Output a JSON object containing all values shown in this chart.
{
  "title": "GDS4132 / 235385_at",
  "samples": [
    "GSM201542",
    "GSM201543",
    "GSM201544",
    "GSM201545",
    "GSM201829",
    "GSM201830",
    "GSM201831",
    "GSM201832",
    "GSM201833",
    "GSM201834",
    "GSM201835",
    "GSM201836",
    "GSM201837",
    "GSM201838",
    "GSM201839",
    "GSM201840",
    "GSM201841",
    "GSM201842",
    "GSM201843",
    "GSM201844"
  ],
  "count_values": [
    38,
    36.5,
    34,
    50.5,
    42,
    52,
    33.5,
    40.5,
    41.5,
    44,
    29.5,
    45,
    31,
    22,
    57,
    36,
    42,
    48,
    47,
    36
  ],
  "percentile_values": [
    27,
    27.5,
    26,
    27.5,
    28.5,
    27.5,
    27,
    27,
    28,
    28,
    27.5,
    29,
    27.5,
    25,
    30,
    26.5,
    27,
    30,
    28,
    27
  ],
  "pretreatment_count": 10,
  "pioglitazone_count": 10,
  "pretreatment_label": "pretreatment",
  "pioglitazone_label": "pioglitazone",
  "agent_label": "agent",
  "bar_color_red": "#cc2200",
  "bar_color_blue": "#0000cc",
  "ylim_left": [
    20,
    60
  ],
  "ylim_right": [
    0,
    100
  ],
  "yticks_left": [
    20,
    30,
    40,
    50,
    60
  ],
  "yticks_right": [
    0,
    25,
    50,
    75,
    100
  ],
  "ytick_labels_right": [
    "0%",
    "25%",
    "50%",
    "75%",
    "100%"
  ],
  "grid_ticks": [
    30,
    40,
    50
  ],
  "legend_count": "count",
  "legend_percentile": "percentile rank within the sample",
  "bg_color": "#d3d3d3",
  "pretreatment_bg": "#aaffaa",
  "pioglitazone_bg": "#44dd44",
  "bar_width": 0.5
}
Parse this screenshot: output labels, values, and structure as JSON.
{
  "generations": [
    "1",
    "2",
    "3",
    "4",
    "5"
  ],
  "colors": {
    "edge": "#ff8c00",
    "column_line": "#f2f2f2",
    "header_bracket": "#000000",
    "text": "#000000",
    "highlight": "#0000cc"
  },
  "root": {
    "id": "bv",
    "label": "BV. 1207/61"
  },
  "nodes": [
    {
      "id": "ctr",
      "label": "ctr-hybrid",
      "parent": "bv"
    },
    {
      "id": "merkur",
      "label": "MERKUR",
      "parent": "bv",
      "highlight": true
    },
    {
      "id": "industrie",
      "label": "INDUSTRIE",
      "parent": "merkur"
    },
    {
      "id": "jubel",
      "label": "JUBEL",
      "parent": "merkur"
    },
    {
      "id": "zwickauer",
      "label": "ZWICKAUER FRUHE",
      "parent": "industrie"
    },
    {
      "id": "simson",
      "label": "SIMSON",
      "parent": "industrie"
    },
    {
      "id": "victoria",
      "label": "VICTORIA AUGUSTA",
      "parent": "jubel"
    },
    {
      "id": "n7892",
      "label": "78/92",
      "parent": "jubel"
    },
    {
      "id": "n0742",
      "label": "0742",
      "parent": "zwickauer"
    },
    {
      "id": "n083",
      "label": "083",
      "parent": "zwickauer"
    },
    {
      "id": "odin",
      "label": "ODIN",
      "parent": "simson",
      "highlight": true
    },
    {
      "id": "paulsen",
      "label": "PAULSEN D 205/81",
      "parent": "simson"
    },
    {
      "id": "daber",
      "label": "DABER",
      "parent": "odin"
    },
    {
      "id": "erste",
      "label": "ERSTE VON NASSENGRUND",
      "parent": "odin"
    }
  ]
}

Exercise instructions: Pick out each line containing the string "JSON" and copy it.

Reply:
Output a JSON object containing all values shown in this chart.
Parse this screenshot: output labels, values, and structure as JSON.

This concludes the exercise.